BEGIN

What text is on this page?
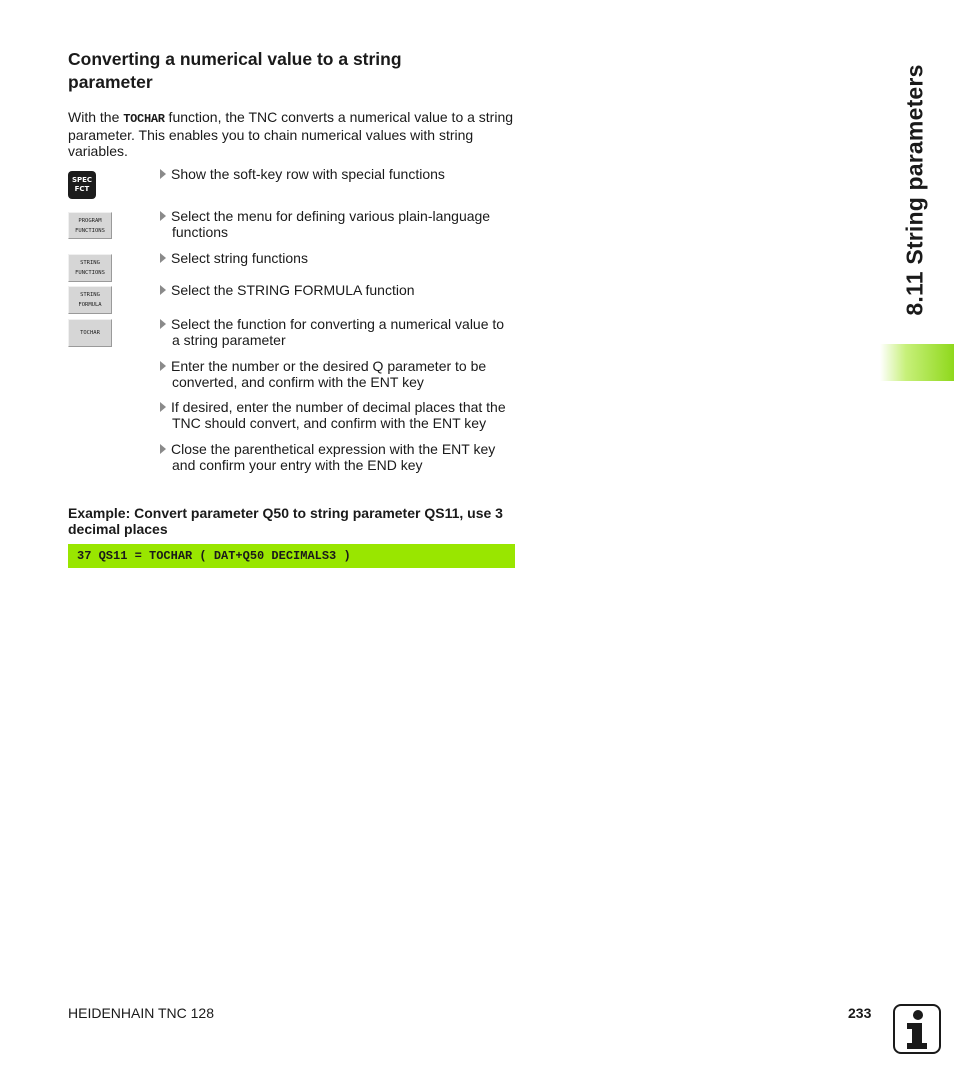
Converting a numerical value to a string parameter

With the TOCHAR function, the TNC converts a numerical value to a string parameter. This enables you to chain numerical values with string variables.

SPEC
FCT
PROGRAM
FUNCTIONS
STRING
FUNCTIONS
STRING
FORMULA
TOCHAR
Show the soft-key row with special functions
Select the menu for defining various plain-language
functions
Select string functions
Select the STRING FORMULA function
Select the function for converting a numerical value to
a string parameter
Enter the number or the desired Q parameter to be
converted, and confirm with the ENT key
If desired, enter the number of decimal places that the
TNC should convert, and confirm with the ENT key
Close the parenthetical expression with the ENT key
and confirm your entry with the END key
Example: Convert parameter Q50 to string parameter QS11, use 3 decimal places
37 QS11 = TOCHAR ( DAT+Q50 DECIMALS3 )
8.11 String parameters
HEIDENHAIN TNC 128	233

END

Where does the word "FORMULA" appear? Return each line that holds it.

FORMULA
Select the STRING FORMULA function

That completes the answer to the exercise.